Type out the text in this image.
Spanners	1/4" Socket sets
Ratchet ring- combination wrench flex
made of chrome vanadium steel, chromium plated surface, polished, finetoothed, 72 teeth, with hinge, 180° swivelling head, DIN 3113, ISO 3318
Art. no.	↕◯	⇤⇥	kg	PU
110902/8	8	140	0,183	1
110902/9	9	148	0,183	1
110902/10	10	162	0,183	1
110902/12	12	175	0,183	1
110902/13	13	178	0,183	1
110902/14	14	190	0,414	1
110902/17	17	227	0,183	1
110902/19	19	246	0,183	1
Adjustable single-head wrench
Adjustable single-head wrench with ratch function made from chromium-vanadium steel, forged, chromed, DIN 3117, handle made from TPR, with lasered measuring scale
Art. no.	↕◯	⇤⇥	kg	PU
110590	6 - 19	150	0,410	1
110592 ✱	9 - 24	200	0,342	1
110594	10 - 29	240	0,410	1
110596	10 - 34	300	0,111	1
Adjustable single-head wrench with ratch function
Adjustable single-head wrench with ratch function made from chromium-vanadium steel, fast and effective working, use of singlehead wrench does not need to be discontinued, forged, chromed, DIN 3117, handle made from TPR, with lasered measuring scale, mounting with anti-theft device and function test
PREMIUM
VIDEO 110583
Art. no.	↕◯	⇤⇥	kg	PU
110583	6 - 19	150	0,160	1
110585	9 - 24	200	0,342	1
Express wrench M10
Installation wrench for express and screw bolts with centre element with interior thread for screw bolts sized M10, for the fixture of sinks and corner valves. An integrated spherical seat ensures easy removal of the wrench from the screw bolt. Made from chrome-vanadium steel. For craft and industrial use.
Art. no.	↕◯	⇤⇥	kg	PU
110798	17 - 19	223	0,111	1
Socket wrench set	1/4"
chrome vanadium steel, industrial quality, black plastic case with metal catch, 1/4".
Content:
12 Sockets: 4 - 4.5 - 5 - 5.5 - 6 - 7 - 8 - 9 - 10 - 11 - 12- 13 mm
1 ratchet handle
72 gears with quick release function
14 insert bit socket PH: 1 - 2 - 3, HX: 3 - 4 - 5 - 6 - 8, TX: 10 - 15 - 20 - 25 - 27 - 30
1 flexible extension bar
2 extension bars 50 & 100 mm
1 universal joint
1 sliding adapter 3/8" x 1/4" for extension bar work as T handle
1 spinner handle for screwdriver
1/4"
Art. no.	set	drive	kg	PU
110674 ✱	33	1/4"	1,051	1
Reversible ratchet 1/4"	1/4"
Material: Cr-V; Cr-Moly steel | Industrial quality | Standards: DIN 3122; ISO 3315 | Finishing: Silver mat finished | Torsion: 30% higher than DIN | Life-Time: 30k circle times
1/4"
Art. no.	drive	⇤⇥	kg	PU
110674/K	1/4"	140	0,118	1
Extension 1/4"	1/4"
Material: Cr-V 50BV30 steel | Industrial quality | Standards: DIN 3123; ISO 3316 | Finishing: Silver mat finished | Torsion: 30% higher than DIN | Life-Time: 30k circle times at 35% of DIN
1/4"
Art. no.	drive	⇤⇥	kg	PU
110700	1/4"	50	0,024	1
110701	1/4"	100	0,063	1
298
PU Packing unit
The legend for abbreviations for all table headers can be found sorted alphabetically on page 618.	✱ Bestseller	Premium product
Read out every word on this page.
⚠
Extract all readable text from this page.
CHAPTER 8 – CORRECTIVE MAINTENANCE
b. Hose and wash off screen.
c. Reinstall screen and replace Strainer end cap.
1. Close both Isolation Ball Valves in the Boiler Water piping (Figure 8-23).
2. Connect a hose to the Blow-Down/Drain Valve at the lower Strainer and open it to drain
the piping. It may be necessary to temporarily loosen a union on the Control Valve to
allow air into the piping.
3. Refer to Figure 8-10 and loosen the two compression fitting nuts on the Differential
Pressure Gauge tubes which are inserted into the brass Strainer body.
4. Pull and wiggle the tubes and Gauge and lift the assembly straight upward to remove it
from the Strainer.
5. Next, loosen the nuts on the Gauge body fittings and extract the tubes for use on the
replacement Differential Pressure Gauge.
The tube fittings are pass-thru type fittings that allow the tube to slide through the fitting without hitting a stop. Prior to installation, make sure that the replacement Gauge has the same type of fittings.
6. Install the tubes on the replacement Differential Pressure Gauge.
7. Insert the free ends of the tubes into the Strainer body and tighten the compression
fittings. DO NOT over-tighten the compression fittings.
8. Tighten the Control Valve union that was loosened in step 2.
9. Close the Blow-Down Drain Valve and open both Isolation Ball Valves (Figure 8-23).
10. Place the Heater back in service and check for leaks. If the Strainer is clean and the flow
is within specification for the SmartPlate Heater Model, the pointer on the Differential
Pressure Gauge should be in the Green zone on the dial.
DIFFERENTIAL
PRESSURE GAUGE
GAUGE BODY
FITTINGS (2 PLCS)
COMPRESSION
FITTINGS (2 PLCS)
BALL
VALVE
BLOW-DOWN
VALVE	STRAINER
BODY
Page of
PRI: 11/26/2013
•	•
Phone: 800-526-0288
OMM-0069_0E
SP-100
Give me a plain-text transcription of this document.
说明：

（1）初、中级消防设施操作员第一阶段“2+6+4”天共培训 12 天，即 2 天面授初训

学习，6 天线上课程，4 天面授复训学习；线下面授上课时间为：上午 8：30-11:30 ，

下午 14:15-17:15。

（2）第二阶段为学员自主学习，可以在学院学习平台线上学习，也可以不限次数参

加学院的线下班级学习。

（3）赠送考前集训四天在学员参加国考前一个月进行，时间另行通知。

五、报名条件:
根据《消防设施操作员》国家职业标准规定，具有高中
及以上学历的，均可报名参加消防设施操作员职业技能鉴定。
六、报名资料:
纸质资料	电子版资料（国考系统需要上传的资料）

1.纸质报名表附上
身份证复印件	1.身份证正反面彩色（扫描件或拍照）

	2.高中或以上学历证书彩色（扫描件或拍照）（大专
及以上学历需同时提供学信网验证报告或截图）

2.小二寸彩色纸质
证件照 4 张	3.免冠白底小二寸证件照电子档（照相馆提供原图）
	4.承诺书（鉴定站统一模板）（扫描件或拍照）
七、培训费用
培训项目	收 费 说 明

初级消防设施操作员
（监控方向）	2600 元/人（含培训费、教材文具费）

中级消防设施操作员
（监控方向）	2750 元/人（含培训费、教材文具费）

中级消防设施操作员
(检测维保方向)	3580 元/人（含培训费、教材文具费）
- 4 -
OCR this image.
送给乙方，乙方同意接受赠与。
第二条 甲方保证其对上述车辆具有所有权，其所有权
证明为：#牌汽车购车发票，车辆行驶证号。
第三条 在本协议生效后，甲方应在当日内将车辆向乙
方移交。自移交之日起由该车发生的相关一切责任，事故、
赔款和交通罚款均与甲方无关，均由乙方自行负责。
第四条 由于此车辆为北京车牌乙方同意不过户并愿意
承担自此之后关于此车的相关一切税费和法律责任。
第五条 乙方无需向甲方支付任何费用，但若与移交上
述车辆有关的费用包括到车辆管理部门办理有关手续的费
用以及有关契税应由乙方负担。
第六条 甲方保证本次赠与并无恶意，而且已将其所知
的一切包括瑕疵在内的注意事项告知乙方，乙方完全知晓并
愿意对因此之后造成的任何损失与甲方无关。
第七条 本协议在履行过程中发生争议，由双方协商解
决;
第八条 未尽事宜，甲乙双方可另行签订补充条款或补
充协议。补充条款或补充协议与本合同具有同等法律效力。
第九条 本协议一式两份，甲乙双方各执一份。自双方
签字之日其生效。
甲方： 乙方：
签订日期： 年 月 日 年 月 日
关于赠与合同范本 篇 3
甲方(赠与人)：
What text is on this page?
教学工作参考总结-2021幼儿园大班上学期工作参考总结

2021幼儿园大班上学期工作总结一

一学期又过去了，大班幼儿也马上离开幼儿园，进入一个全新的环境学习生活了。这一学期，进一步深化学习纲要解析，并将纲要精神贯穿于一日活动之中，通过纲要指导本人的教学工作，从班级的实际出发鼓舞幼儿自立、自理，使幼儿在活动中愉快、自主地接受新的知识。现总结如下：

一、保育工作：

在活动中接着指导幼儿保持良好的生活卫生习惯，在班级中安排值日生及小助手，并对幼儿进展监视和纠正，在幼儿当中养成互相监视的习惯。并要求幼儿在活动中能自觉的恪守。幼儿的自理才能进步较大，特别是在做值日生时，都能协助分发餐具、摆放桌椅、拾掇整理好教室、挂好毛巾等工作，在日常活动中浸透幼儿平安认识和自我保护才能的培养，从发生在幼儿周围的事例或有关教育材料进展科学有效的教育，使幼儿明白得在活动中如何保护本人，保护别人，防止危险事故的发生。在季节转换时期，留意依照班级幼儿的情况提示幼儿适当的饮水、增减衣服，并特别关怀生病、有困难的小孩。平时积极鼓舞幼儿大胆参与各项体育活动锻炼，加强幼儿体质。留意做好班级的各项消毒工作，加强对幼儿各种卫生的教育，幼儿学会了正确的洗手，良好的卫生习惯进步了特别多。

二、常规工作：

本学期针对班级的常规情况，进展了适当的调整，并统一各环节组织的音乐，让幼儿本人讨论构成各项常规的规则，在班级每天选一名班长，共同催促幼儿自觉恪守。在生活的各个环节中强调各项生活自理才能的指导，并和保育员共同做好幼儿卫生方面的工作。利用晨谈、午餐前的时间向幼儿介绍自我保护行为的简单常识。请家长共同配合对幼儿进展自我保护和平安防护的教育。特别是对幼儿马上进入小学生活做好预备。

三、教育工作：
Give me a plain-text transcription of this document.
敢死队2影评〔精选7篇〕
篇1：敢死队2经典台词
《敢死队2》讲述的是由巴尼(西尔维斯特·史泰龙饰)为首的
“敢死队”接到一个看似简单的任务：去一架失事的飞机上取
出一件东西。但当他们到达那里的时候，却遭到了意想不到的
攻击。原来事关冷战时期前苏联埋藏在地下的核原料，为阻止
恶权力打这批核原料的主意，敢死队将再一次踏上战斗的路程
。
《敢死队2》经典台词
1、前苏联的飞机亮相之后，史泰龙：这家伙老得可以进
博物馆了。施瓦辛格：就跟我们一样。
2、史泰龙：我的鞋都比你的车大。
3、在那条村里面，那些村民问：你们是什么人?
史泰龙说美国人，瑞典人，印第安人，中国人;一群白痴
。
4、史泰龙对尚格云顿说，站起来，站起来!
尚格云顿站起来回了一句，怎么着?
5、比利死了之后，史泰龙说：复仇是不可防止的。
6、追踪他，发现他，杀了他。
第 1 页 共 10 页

....

= Instructions to follow =
The lines to reproduce run from the line containing "What text is on this page?" to the end of the listing; write them out exactly and add nothing.

= Complete answer =
What text is on this page?
教学工作参考总结-2021幼儿园大班上学期工作参考总结

2021幼儿园大班上学期工作总结一

一学期又过去了，大班幼儿也马上离开幼儿园，进入一个全新的环境学习生活了。这一学期，进一步深化学习纲要解析，并将纲要精神贯穿于一日活动之中，通过纲要指导本人的教学工作，从班级的实际出发鼓舞幼儿自立、自理，使幼儿在活动中愉快、自主地接受新的知识。现总结如下：

一、保育工作：

在活动中接着指导幼儿保持良好的生活卫生习惯，在班级中安排值日生及小助手，并对幼儿进展监视和纠正，在幼儿当中养成互相监视的习惯。并要求幼儿在活动中能自觉的恪守。幼儿的自理才能进步较大，特别是在做值日生时，都能协助分发餐具、摆放桌椅、拾掇整理好教室、挂好毛巾等工作，在日常活动中浸透幼儿平安认识和自我保护才能的培养，从发生在幼儿周围的事例或有关教育材料进展科学有效的教育，使幼儿明白得在活动中如何保护本人，保护别人，防止危险事故的发生。在季节转换时期，留意依照班级幼儿的情况提示幼儿适当的饮水、增减衣服，并特别关怀生病、有困难的小孩。平时积极鼓舞幼儿大胆参与各项体育活动锻炼，加强幼儿体质。留意做好班级的各项消毒工作，加强对幼儿各种卫生的教育，幼儿学会了正确的洗手，良好的卫生习惯进步了特别多。

二、常规工作：

本学期针对班级的常规情况，进展了适当的调整，并统一各环节组织的音乐，让幼儿本人讨论构成各项常规的规则，在班级每天选一名班长，共同催促幼儿自觉恪守。在生活的各个环节中强调各项生活自理才能的指导，并和保育员共同做好幼儿卫生方面的工作。利用晨谈、午餐前的时间向幼儿介绍自我保护行为的简单常识。请家长共同配合对幼儿进展自我保护和平安防护的教育。特别是对幼儿马上进入小学生活做好预备。

三、教育工作：
Give me a plain-text transcription of this document.
敢死队2影评〔精选7篇〕
篇1：敢死队2经典台词
《敢死队2》讲述的是由巴尼(西尔维斯特·史泰龙饰)为首的
“敢死队”接到一个看似简单的任务：去一架失事的飞机上取
出一件东西。但当他们到达那里的时候，却遭到了意想不到的
攻击。原来事关冷战时期前苏联埋藏在地下的核原料，为阻止
恶权力打这批核原料的主意，敢死队将再一次踏上战斗的路程
。
《敢死队2》经典台词
1、前苏联的飞机亮相之后，史泰龙：这家伙老得可以进
博物馆了。施瓦辛格：就跟我们一样。
2、史泰龙：我的鞋都比你的车大。
3、在那条村里面，那些村民问：你们是什么人?
史泰龙说美国人，瑞典人，印第安人，中国人;一群白痴
。
4、史泰龙对尚格云顿说，站起来，站起来!
尚格云顿站起来回了一句，怎么着?
5、比利死了之后，史泰龙说：复仇是不可防止的。
6、追踪他，发现他，杀了他。
第 1 页 共 10 页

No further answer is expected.